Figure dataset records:
>>>

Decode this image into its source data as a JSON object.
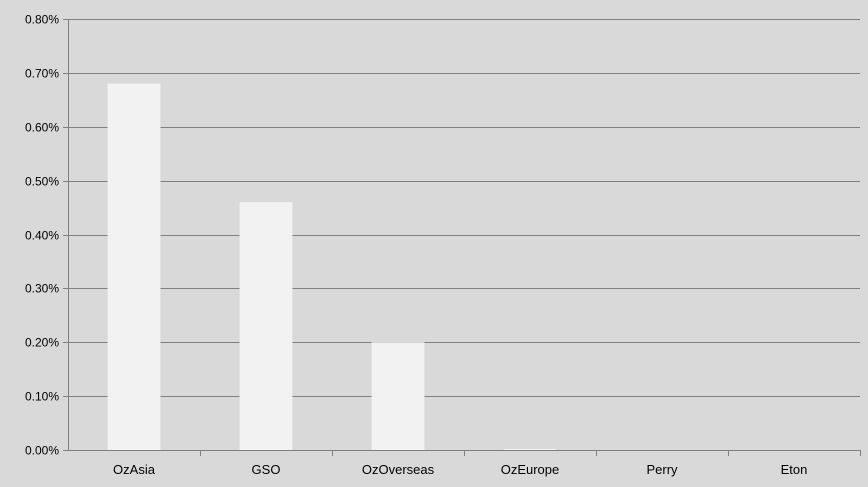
{
  "chart_data": {
    "type": "bar",
    "title": "",
    "xlabel": "",
    "ylabel": "",
    "categories": [
      "OzAsia",
      "GSO",
      "OzOverseas",
      "OzEurope",
      "Perry",
      "Eton"
    ],
    "series": [
      {
        "values": [
          0.0068,
          0.0046,
          0.002,
          2e-05,
          0.0,
          0.0
        ]
      }
    ],
    "ylim": [
      0,
      0.008
    ],
    "y_ticks": [
      "0.00%",
      "0.10%",
      "0.20%",
      "0.30%",
      "0.40%",
      "0.50%",
      "0.60%",
      "0.70%",
      "0.80%"
    ],
    "grid": true,
    "legend": "none",
    "colors": {
      "background": "#d9d9d9",
      "bar": "#f2f2f2",
      "gridline": "#808080",
      "axis": "#808080"
    }
  }
}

<<<

Set down all the entries exactly as they appear, but skip any pictures.

Decode this image into its source data as a JSON object.
{
  "chart_data": {
    "type": "bar",
    "title": "",
    "xlabel": "",
    "ylabel": "",
    "categories": [
      "OzAsia",
      "GSO",
      "OzOverseas",
      "OzEurope",
      "Perry",
      "Eton"
    ],
    "series": [
      {
        "values": [
          0.0068,
          0.0046,
          0.002,
          2e-05,
          0.0,
          0.0
        ]
      }
    ],
    "ylim": [
      0,
      0.008
    ],
    "y_ticks": [
      "0.00%",
      "0.10%",
      "0.20%",
      "0.30%",
      "0.40%",
      "0.50%",
      "0.60%",
      "0.70%",
      "0.80%"
    ],
    "grid": true,
    "legend": "none",
    "colors": {
      "background": "#d9d9d9",
      "bar": "#f2f2f2",
      "gridline": "#808080",
      "axis": "#808080"
    }
  }
}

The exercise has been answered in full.